## [TO BE DONE]
Find the lines in these entries that include the word "Massa" and state how many there are, with no other words.

## [TASK INPUTS]

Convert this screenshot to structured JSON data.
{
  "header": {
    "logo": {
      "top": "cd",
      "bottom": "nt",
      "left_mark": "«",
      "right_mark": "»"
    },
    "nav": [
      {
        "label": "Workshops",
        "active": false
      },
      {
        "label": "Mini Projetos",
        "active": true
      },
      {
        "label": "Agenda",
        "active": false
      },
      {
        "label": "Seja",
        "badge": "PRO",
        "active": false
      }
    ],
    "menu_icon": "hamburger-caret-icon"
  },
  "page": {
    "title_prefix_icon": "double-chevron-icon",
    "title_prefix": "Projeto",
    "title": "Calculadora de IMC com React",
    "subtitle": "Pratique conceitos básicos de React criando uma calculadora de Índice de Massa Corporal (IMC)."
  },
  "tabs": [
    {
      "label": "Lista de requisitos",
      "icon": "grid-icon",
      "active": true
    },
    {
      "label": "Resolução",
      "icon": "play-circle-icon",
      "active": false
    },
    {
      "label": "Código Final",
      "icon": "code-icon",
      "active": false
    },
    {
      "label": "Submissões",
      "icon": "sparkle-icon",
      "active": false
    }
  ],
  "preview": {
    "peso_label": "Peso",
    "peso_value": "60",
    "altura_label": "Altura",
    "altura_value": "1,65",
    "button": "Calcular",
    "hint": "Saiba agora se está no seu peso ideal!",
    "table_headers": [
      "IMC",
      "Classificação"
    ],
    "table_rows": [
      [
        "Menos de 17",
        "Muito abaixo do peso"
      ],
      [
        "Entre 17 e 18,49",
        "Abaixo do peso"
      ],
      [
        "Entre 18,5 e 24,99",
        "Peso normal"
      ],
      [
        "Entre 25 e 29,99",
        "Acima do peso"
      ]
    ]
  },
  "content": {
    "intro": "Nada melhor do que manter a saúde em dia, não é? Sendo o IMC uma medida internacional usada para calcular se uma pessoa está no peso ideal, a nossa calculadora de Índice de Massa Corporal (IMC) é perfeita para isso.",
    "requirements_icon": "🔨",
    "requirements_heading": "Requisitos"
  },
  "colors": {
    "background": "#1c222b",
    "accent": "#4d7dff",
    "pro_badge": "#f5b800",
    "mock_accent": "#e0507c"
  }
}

## [TASK SOLUTION]
2